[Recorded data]
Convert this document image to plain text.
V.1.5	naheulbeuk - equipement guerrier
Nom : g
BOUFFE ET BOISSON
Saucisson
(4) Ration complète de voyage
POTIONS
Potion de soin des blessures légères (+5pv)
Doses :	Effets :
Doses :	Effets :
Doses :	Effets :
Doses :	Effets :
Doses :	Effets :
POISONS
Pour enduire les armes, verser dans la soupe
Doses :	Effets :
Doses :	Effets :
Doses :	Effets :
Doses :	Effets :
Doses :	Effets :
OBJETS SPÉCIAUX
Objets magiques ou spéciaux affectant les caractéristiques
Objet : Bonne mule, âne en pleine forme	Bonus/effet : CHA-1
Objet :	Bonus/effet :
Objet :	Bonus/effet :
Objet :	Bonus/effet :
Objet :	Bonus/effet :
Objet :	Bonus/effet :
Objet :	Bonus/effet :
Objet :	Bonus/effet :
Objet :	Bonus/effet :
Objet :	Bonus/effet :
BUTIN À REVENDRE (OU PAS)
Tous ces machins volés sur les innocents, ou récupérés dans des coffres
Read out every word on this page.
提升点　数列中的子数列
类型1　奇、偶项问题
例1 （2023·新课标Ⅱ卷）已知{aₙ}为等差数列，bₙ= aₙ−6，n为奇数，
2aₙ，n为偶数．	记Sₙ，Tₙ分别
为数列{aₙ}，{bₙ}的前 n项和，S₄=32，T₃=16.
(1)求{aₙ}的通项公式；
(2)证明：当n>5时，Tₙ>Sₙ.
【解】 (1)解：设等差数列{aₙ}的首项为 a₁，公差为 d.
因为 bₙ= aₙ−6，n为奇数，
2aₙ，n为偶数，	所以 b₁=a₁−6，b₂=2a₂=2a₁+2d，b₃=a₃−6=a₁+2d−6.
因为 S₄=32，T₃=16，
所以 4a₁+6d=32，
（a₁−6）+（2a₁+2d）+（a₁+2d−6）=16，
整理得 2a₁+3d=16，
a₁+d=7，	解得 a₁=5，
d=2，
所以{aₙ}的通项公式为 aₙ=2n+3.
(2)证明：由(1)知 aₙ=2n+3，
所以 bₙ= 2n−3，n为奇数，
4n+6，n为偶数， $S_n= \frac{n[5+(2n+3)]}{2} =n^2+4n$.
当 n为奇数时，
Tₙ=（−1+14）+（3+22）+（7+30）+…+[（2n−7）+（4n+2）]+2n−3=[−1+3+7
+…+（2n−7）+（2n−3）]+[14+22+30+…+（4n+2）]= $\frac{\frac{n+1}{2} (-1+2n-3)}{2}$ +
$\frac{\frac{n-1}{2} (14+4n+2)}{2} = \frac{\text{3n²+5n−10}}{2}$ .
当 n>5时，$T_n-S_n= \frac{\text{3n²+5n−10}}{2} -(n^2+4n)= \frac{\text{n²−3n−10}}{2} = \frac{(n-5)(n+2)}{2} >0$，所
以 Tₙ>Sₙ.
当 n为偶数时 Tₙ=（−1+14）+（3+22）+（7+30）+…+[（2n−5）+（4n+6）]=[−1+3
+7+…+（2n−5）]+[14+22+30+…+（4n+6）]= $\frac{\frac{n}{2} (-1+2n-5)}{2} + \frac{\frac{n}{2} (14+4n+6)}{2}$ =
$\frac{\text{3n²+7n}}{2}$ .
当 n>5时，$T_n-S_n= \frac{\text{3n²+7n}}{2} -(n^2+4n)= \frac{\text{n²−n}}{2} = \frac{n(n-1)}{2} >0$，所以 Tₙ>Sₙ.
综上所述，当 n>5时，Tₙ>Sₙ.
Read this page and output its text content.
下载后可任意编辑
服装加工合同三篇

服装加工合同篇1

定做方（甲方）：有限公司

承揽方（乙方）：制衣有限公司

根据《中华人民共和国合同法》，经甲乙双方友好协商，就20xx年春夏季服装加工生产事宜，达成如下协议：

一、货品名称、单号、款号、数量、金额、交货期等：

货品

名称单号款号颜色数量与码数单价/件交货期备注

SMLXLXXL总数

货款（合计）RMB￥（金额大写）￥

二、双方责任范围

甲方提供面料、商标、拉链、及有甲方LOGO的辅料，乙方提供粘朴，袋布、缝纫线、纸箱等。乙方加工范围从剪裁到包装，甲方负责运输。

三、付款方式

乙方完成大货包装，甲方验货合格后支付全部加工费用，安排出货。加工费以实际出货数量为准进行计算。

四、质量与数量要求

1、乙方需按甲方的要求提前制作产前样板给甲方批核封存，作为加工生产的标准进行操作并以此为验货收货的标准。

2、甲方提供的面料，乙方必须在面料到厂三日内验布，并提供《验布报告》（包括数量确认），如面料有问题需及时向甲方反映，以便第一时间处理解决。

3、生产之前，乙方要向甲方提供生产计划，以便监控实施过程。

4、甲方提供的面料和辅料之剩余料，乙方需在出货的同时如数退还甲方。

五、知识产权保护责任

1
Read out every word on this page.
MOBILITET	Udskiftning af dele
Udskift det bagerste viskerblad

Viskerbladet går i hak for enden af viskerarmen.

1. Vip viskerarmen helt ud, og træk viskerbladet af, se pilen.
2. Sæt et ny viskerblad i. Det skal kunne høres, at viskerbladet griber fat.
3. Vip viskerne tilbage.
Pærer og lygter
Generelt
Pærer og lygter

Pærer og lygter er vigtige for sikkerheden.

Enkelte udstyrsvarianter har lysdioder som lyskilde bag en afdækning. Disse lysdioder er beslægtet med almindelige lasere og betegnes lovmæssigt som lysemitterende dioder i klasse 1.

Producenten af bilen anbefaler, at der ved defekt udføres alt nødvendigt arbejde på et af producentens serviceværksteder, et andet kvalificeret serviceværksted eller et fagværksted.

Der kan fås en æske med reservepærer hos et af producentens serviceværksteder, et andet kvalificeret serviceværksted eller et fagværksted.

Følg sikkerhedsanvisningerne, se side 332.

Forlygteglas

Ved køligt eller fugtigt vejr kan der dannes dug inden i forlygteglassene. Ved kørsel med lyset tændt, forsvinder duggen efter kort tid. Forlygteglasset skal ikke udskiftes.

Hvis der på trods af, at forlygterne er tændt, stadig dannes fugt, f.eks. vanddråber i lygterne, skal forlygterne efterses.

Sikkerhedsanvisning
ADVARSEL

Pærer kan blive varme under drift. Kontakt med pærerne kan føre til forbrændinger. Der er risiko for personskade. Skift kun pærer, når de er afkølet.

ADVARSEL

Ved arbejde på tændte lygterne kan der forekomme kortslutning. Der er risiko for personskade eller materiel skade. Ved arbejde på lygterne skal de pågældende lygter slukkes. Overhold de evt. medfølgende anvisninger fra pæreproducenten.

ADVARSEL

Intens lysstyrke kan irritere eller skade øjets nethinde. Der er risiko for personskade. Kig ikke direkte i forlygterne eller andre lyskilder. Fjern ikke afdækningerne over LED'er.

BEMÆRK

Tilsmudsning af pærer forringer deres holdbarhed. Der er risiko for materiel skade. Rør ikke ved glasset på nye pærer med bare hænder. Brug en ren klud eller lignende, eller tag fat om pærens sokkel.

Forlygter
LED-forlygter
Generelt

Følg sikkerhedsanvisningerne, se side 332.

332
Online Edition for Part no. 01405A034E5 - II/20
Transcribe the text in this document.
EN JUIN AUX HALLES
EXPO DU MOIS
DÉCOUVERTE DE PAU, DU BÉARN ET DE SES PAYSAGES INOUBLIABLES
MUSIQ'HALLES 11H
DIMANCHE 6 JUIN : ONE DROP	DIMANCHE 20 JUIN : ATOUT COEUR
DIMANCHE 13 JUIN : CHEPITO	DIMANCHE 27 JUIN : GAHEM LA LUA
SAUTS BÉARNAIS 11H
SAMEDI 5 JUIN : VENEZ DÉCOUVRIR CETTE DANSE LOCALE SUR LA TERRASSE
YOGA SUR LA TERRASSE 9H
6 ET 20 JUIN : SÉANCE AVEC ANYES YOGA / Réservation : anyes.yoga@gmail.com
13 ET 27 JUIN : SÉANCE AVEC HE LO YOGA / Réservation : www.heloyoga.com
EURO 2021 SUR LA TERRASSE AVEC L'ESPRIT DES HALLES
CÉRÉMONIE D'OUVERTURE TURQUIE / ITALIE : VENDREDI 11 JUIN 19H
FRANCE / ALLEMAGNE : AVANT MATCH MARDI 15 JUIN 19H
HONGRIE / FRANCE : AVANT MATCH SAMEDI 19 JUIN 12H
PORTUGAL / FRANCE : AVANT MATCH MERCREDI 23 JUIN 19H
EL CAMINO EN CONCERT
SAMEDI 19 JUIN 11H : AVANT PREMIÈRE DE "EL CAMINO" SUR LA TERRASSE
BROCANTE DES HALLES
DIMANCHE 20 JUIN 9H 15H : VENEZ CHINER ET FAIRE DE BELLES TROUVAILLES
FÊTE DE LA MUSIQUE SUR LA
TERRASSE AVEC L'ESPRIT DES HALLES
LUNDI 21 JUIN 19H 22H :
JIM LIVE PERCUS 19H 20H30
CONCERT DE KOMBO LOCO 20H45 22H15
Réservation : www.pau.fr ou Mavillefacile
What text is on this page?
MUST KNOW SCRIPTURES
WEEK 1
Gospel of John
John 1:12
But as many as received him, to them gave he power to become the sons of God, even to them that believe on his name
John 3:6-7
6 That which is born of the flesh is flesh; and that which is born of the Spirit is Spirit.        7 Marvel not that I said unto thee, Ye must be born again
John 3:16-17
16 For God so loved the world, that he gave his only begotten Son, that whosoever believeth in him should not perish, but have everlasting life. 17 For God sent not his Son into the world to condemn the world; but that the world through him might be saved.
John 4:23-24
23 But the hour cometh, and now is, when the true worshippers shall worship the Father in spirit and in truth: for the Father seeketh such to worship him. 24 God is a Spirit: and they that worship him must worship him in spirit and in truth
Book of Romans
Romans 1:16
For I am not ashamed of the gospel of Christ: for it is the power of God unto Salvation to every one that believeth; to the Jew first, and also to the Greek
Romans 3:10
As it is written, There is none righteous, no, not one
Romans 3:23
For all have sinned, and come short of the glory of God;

What you have to do. Starting at the line that contains "What text is on this page?", print every line through the end of the listing, word for word. Leave out all the rest.

Finished exercise.
What text is on this page?
MUST KNOW SCRIPTURES
WEEK 1
Gospel of John
John 1:12
But as many as received him, to them gave he power to become the sons of God, even to them that believe on his name
John 3:6-7
6 That which is born of the flesh is flesh; and that which is born of the Spirit is Spirit.        7 Marvel not that I said unto thee, Ye must be born again
John 3:16-17
16 For God so loved the world, that he gave his only begotten Son, that whosoever believeth in him should not perish, but have everlasting life. 17 For God sent not his Son into the world to condemn the world; but that the world through him might be saved.
John 4:23-24
23 But the hour cometh, and now is, when the true worshippers shall worship the Father in spirit and in truth: for the Father seeketh such to worship him. 24 God is a Spirit: and they that worship him must worship him in spirit and in truth
Book of Romans
Romans 1:16
For I am not ashamed of the gospel of Christ: for it is the power of God unto Salvation to every one that believeth; to the Jew first, and also to the Greek
Romans 3:10
As it is written, There is none righteous, no, not one
Romans 3:23
For all have sinned, and come short of the glory of God;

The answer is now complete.